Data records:

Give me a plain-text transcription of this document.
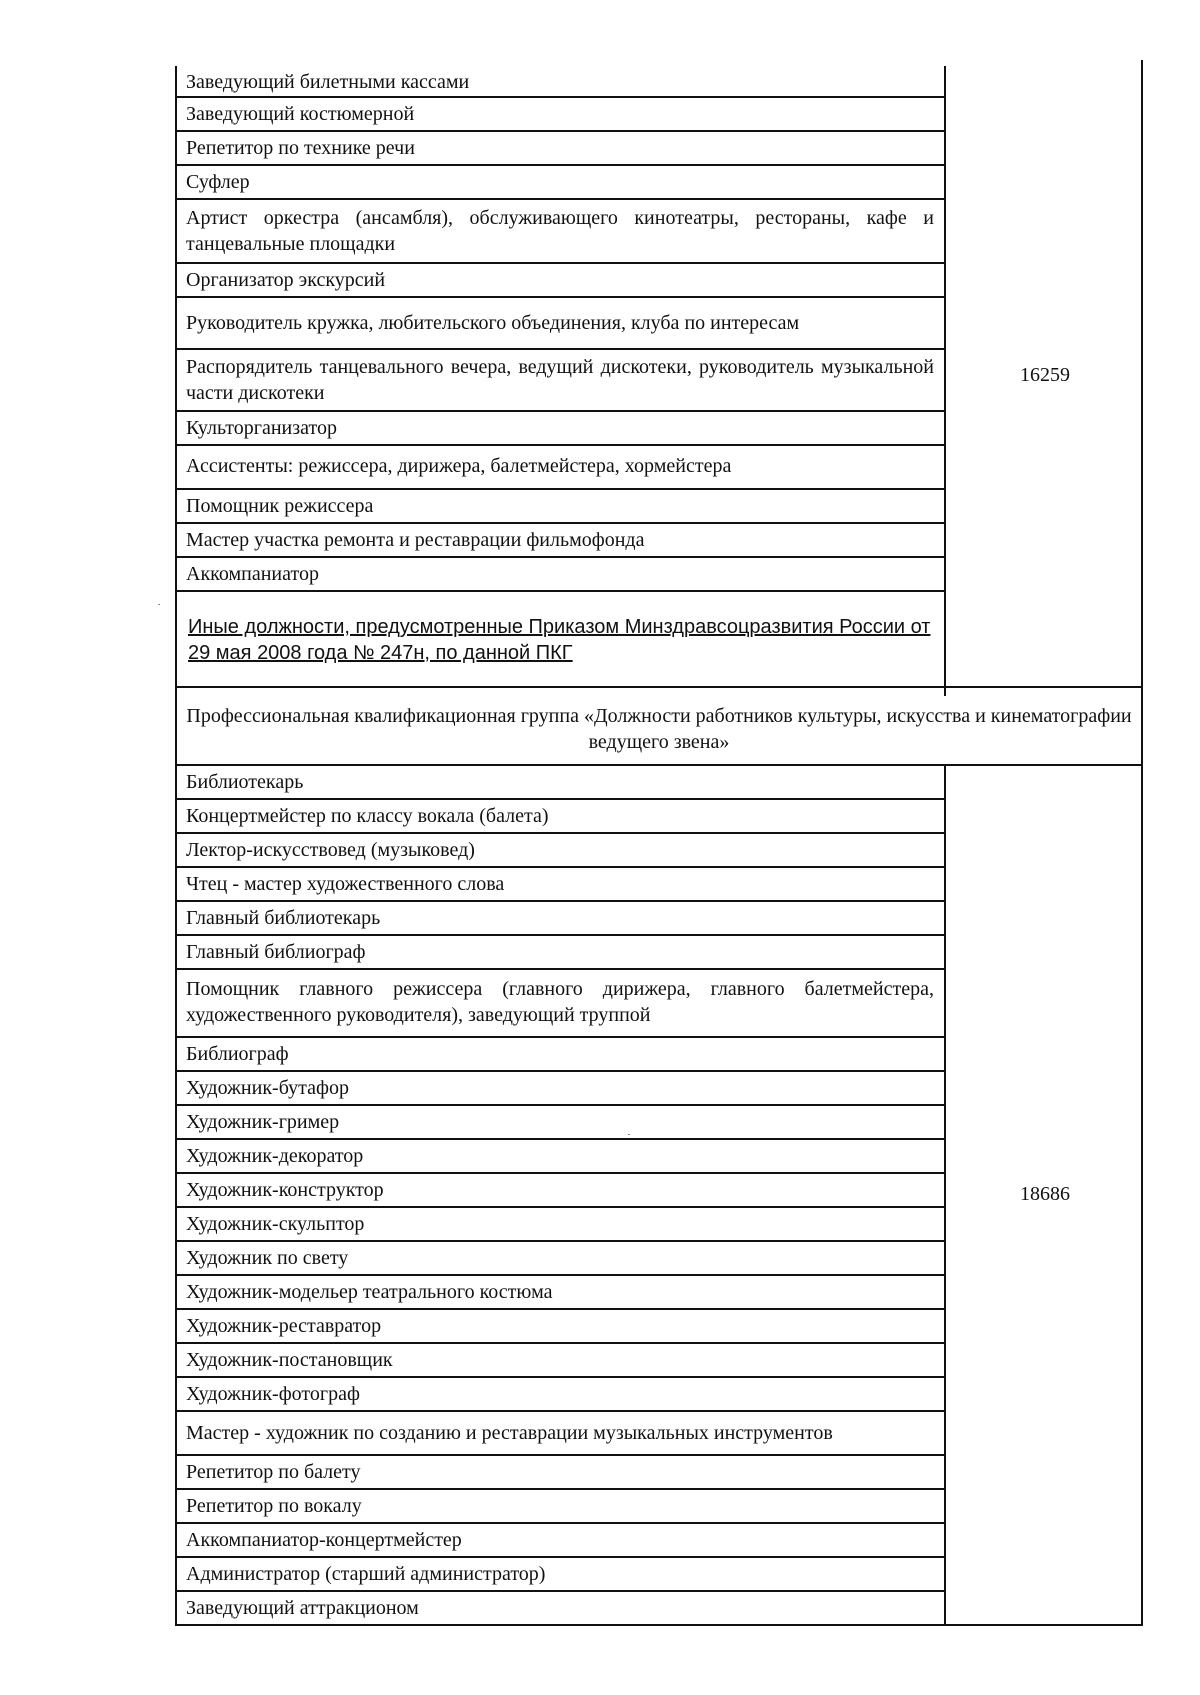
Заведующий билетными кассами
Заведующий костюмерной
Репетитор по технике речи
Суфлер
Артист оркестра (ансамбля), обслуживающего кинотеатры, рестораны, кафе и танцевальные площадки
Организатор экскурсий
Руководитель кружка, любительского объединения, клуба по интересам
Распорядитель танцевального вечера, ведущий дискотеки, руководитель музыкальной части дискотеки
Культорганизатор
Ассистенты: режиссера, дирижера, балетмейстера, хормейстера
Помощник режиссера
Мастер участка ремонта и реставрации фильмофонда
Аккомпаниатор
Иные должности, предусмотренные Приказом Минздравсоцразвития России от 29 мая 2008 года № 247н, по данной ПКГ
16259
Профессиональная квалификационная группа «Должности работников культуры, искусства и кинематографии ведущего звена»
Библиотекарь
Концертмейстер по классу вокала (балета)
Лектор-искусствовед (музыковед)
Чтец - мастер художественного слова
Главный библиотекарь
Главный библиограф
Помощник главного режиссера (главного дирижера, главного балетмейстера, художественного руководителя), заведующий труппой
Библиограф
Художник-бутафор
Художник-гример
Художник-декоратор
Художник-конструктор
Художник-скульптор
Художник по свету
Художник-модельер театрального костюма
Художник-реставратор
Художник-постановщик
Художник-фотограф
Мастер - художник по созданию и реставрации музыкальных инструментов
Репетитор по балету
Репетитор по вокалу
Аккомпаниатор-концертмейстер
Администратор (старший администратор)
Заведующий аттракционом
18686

The task: In the listing, how many lines hold "Аккомпаниатор"? Answer with a bare number.

Complete answer: 2